> **The input**

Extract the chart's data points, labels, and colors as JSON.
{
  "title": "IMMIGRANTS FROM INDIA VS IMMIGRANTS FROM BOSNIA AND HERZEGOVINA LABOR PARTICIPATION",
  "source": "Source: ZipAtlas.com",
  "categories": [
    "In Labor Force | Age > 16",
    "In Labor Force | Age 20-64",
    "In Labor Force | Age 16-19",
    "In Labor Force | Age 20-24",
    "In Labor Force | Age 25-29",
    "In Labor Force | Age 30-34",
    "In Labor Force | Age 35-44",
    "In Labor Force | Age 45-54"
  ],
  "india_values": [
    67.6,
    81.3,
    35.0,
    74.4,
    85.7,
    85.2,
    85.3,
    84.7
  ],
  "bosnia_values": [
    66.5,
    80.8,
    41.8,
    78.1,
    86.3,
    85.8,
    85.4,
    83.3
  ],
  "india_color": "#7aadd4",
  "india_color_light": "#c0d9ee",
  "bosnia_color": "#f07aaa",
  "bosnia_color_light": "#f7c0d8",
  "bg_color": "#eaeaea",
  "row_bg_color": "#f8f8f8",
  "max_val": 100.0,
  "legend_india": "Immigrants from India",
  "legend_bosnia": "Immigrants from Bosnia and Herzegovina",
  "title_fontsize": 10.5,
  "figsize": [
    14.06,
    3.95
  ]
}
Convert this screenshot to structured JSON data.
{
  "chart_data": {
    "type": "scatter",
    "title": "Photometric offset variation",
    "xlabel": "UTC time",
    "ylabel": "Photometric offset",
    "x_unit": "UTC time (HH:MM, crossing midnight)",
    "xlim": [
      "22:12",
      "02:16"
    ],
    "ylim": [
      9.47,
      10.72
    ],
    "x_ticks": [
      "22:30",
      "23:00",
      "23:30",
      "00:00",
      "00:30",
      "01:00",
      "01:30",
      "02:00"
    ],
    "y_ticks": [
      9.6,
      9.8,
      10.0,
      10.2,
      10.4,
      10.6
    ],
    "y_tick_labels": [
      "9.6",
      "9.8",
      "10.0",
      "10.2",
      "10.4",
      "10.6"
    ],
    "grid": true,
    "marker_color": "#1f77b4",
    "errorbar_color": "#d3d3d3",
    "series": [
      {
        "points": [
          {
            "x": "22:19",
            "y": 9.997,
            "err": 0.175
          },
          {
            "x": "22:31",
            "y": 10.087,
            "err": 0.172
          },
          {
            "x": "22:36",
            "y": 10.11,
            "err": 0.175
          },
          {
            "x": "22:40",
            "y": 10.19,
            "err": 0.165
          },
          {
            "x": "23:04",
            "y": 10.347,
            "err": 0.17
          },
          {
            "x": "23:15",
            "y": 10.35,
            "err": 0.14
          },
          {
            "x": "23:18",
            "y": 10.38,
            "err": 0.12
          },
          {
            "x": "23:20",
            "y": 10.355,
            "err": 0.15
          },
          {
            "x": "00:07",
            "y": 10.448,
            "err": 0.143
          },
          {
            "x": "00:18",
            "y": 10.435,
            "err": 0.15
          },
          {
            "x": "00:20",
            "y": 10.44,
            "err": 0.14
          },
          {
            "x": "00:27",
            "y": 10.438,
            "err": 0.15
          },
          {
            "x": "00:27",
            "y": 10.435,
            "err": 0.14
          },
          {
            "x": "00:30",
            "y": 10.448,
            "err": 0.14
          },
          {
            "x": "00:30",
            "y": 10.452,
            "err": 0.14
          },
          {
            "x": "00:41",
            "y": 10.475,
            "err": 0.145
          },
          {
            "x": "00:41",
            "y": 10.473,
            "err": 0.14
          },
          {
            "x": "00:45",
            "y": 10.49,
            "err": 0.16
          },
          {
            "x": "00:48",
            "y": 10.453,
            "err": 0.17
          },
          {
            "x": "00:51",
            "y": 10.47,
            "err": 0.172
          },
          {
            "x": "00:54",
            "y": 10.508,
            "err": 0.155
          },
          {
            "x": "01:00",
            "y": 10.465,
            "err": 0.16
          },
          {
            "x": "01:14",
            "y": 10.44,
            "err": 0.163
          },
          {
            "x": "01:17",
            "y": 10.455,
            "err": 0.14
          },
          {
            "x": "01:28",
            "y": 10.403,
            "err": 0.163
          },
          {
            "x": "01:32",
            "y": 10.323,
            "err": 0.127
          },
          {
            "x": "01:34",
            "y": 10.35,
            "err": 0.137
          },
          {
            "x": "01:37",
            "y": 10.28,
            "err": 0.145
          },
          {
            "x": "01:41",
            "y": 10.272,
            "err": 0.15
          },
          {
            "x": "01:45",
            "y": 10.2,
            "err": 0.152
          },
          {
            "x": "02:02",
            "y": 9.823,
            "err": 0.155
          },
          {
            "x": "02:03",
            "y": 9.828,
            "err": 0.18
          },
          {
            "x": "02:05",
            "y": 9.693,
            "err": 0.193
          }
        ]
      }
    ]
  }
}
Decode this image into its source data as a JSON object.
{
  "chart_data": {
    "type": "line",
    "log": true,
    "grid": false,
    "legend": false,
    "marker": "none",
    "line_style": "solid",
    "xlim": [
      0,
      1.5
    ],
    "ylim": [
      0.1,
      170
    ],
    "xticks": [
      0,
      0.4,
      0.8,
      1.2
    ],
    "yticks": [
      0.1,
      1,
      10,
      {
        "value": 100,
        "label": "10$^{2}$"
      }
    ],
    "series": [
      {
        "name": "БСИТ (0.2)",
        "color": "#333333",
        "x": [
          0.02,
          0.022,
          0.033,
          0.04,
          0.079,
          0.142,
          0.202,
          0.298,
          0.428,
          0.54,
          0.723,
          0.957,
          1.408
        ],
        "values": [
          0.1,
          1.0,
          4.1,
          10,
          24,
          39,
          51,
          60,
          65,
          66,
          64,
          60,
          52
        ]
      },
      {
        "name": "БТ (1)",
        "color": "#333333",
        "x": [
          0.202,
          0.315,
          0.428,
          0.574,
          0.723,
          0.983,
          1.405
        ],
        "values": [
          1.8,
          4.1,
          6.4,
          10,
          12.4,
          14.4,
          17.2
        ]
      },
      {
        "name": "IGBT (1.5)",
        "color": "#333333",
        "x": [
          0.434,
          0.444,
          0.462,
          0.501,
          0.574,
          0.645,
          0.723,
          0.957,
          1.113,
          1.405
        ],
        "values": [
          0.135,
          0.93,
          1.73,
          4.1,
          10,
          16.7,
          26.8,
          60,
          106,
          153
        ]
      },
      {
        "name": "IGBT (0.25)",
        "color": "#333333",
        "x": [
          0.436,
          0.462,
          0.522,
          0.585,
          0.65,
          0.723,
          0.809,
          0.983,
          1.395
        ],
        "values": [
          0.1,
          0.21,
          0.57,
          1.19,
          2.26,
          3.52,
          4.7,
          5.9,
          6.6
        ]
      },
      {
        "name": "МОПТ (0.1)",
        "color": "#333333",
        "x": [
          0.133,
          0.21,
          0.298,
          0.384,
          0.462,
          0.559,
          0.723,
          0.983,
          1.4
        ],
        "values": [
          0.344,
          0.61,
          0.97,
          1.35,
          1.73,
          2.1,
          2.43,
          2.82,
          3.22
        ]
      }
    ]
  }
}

> **Task directions**
Exactly reproduce every record.

> **Problem solution**
Extract the chart's data points, labels, and colors as JSON.
{
  "title": "IMMIGRANTS FROM INDIA VS IMMIGRANTS FROM BOSNIA AND HERZEGOVINA LABOR PARTICIPATION",
  "source": "Source: ZipAtlas.com",
  "categories": [
    "In Labor Force | Age > 16",
    "In Labor Force | Age 20-64",
    "In Labor Force | Age 16-19",
    "In Labor Force | Age 20-24",
    "In Labor Force | Age 25-29",
    "In Labor Force | Age 30-34",
    "In Labor Force | Age 35-44",
    "In Labor Force | Age 45-54"
  ],
  "india_values": [
    67.6,
    81.3,
    35.0,
    74.4,
    85.7,
    85.2,
    85.3,
    84.7
  ],
  "bosnia_values": [
    66.5,
    80.8,
    41.8,
    78.1,
    86.3,
    85.8,
    85.4,
    83.3
  ],
  "india_color": "#7aadd4",
  "india_color_light": "#c0d9ee",
  "bosnia_color": "#f07aaa",
  "bosnia_color_light": "#f7c0d8",
  "bg_color": "#eaeaea",
  "row_bg_color": "#f8f8f8",
  "max_val": 100.0,
  "legend_india": "Immigrants from India",
  "legend_bosnia": "Immigrants from Bosnia and Herzegovina",
  "title_fontsize": 10.5,
  "figsize": [
    14.06,
    3.95
  ]
}
Convert this screenshot to structured JSON data.
{
  "chart_data": {
    "type": "scatter",
    "title": "Photometric offset variation",
    "xlabel": "UTC time",
    "ylabel": "Photometric offset",
    "x_unit": "UTC time (HH:MM, crossing midnight)",
    "xlim": [
      "22:12",
      "02:16"
    ],
    "ylim": [
      9.47,
      10.72
    ],
    "x_ticks": [
      "22:30",
      "23:00",
      "23:30",
      "00:00",
      "00:30",
      "01:00",
      "01:30",
      "02:00"
    ],
    "y_ticks": [
      9.6,
      9.8,
      10.0,
      10.2,
      10.4,
      10.6
    ],
    "y_tick_labels": [
      "9.6",
      "9.8",
      "10.0",
      "10.2",
      "10.4",
      "10.6"
    ],
    "grid": true,
    "marker_color": "#1f77b4",
    "errorbar_color": "#d3d3d3",
    "series": [
      {
        "points": [
          {
            "x": "22:19",
            "y": 9.997,
            "err": 0.175
          },
          {
            "x": "22:31",
            "y": 10.087,
            "err": 0.172
          },
          {
            "x": "22:36",
            "y": 10.11,
            "err": 0.175
          },
          {
            "x": "22:40",
            "y": 10.19,
            "err": 0.165
          },
          {
            "x": "23:04",
            "y": 10.347,
            "err": 0.17
          },
          {
            "x": "23:15",
            "y": 10.35,
            "err": 0.14
          },
          {
            "x": "23:18",
            "y": 10.38,
            "err": 0.12
          },
          {
            "x": "23:20",
            "y": 10.355,
            "err": 0.15
          },
          {
            "x": "00:07",
            "y": 10.448,
            "err": 0.143
          },
          {
            "x": "00:18",
            "y": 10.435,
            "err": 0.15
          },
          {
            "x": "00:20",
            "y": 10.44,
            "err": 0.14
          },
          {
            "x": "00:27",
            "y": 10.438,
            "err": 0.15
          },
          {
            "x": "00:27",
            "y": 10.435,
            "err": 0.14
          },
          {
            "x": "00:30",
            "y": 10.448,
            "err": 0.14
          },
          {
            "x": "00:30",
            "y": 10.452,
            "err": 0.14
          },
          {
            "x": "00:41",
            "y": 10.475,
            "err": 0.145
          },
          {
            "x": "00:41",
            "y": 10.473,
            "err": 0.14
          },
          {
            "x": "00:45",
            "y": 10.49,
            "err": 0.16
          },
          {
            "x": "00:48",
            "y": 10.453,
            "err": 0.17
          },
          {
            "x": "00:51",
            "y": 10.47,
            "err": 0.172
          },
          {
            "x": "00:54",
            "y": 10.508,
            "err": 0.155
          },
          {
            "x": "01:00",
            "y": 10.465,
            "err": 0.16
          },
          {
            "x": "01:14",
            "y": 10.44,
            "err": 0.163
          },
          {
            "x": "01:17",
            "y": 10.455,
            "err": 0.14
          },
          {
            "x": "01:28",
            "y": 10.403,
            "err": 0.163
          },
          {
            "x": "01:32",
            "y": 10.323,
            "err": 0.127
          },
          {
            "x": "01:34",
            "y": 10.35,
            "err": 0.137
          },
          {
            "x": "01:37",
            "y": 10.28,
            "err": 0.145
          },
          {
            "x": "01:41",
            "y": 10.272,
            "err": 0.15
          },
          {
            "x": "01:45",
            "y": 10.2,
            "err": 0.152
          },
          {
            "x": "02:02",
            "y": 9.823,
            "err": 0.155
          },
          {
            "x": "02:03",
            "y": 9.828,
            "err": 0.18
          },
          {
            "x": "02:05",
            "y": 9.693,
            "err": 0.193
          }
        ]
      }
    ]
  }
}
Decode this image into its source data as a JSON object.
{
  "chart_data": {
    "type": "line",
    "log": true,
    "grid": false,
    "legend": false,
    "marker": "none",
    "line_style": "solid",
    "xlim": [
      0,
      1.5
    ],
    "ylim": [
      0.1,
      170
    ],
    "xticks": [
      0,
      0.4,
      0.8,
      1.2
    ],
    "yticks": [
      0.1,
      1,
      10,
      {
        "value": 100,
        "label": "10$^{2}$"
      }
    ],
    "series": [
      {
        "name": "БСИТ (0.2)",
        "color": "#333333",
        "x": [
          0.02,
          0.022,
          0.033,
          0.04,
          0.079,
          0.142,
          0.202,
          0.298,
          0.428,
          0.54,
          0.723,
          0.957,
          1.408
        ],
        "values": [
          0.1,
          1.0,
          4.1,
          10,
          24,
          39,
          51,
          60,
          65,
          66,
          64,
          60,
          52
        ]
      },
      {
        "name": "БТ (1)",
        "color": "#333333",
        "x": [
          0.202,
          0.315,
          0.428,
          0.574,
          0.723,
          0.983,
          1.405
        ],
        "values": [
          1.8,
          4.1,
          6.4,
          10,
          12.4,
          14.4,
          17.2
        ]
      },
      {
        "name": "IGBT (1.5)",
        "color": "#333333",
        "x": [
          0.434,
          0.444,
          0.462,
          0.501,
          0.574,
          0.645,
          0.723,
          0.957,
          1.113,
          1.405
        ],
        "values": [
          0.135,
          0.93,
          1.73,
          4.1,
          10,
          16.7,
          26.8,
          60,
          106,
          153
        ]
      },
      {
        "name": "IGBT (0.25)",
        "color": "#333333",
        "x": [
          0.436,
          0.462,
          0.522,
          0.585,
          0.65,
          0.723,
          0.809,
          0.983,
          1.395
        ],
        "values": [
          0.1,
          0.21,
          0.57,
          1.19,
          2.26,
          3.52,
          4.7,
          5.9,
          6.6
        ]
      },
      {
        "name": "МОПТ (0.1)",
        "color": "#333333",
        "x": [
          0.133,
          0.21,
          0.298,
          0.384,
          0.462,
          0.559,
          0.723,
          0.983,
          1.4
        ],
        "values": [
          0.344,
          0.61,
          0.97,
          1.35,
          1.73,
          2.1,
          2.43,
          2.82,
          3.22
        ]
      }
    ]
  }
}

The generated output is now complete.